** WHAT NEEDS TO BE DONE **
Count how many lines below include the string "Московское", and give that number without anything else.

[Lines of data]
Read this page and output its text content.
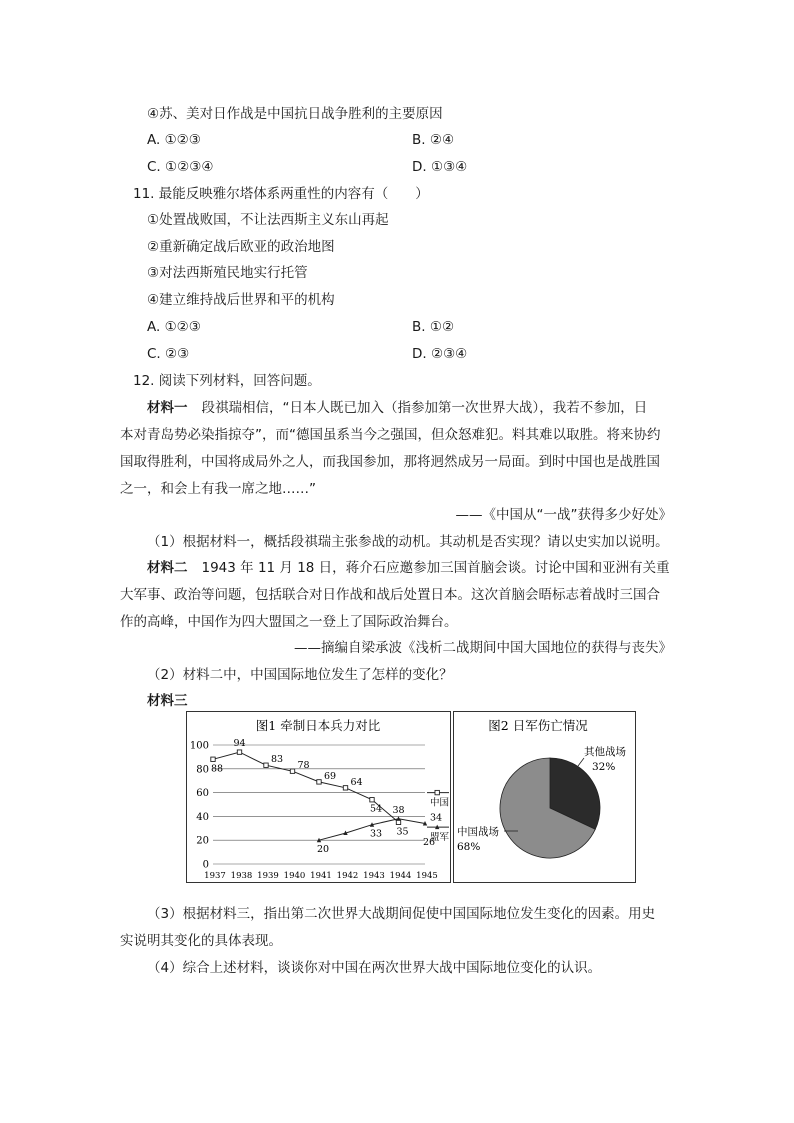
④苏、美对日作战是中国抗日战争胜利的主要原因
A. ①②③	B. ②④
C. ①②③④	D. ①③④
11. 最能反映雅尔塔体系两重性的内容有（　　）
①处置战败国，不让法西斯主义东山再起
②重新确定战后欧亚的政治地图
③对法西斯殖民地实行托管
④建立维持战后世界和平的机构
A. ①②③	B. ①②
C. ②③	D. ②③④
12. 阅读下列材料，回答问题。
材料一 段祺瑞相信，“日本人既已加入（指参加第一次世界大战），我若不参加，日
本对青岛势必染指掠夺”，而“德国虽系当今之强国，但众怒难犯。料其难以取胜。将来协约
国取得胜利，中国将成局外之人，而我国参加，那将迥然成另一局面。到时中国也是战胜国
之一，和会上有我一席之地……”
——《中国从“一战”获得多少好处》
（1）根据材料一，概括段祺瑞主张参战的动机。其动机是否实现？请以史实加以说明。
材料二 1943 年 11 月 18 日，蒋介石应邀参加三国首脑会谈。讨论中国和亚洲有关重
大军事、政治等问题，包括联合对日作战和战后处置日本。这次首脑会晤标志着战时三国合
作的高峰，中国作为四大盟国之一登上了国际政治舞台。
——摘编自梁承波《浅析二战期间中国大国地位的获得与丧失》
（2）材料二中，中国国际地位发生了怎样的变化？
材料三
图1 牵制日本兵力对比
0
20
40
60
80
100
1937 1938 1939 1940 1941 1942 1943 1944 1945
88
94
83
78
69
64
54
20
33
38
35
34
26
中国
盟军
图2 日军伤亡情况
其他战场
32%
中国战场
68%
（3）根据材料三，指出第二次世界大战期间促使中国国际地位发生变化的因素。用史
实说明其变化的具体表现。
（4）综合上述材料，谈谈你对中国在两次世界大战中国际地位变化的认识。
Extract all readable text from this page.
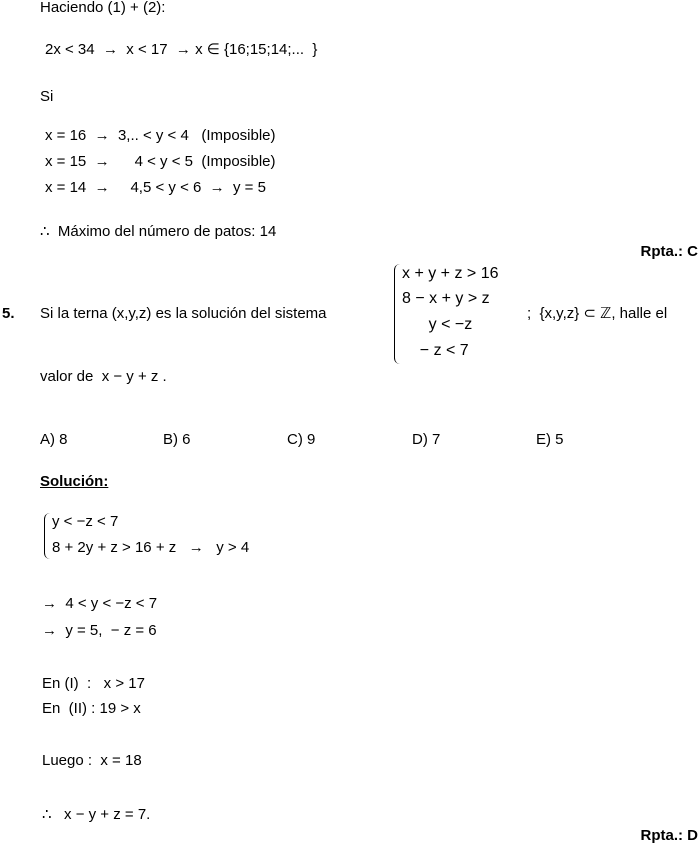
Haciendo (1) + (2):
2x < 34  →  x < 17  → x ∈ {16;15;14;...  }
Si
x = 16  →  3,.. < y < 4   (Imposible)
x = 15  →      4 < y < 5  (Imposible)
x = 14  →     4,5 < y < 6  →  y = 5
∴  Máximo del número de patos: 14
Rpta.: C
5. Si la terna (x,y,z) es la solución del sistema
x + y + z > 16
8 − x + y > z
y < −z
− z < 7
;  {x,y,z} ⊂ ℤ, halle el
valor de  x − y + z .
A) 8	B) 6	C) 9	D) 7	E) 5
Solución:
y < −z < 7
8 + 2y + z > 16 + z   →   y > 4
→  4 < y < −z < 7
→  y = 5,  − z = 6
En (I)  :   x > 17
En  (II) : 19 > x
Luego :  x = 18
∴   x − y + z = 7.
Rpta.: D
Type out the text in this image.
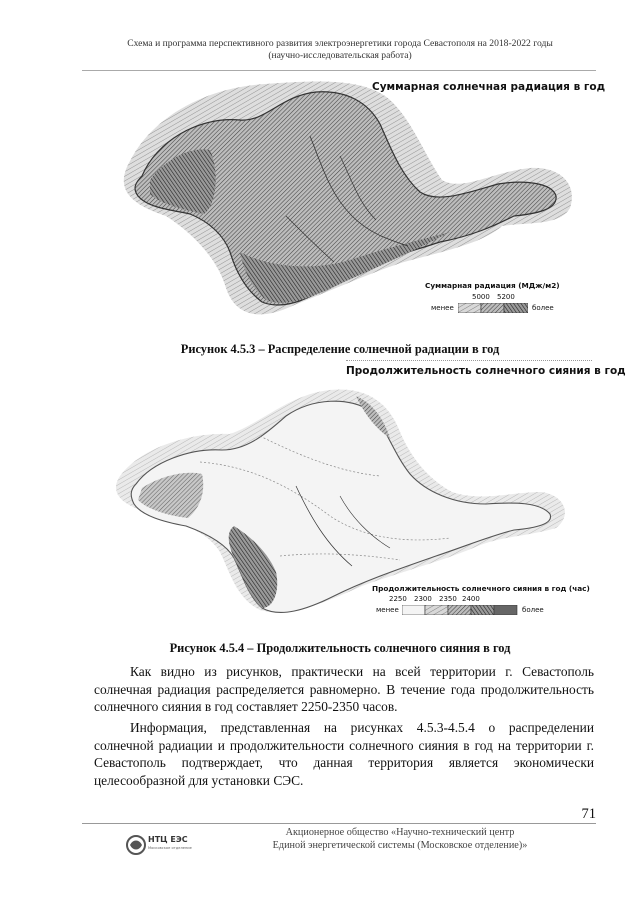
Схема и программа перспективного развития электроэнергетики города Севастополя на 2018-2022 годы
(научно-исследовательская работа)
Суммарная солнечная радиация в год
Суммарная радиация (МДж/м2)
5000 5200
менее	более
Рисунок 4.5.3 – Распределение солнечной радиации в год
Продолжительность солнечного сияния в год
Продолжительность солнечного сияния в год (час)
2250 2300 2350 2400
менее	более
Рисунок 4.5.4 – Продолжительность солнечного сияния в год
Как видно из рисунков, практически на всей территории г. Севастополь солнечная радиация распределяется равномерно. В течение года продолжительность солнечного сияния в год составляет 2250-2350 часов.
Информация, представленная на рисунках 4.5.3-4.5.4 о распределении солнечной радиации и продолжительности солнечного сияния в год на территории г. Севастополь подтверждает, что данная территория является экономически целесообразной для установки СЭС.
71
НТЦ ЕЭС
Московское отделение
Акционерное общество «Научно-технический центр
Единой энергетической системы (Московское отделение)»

** TASK SOLUTION **
2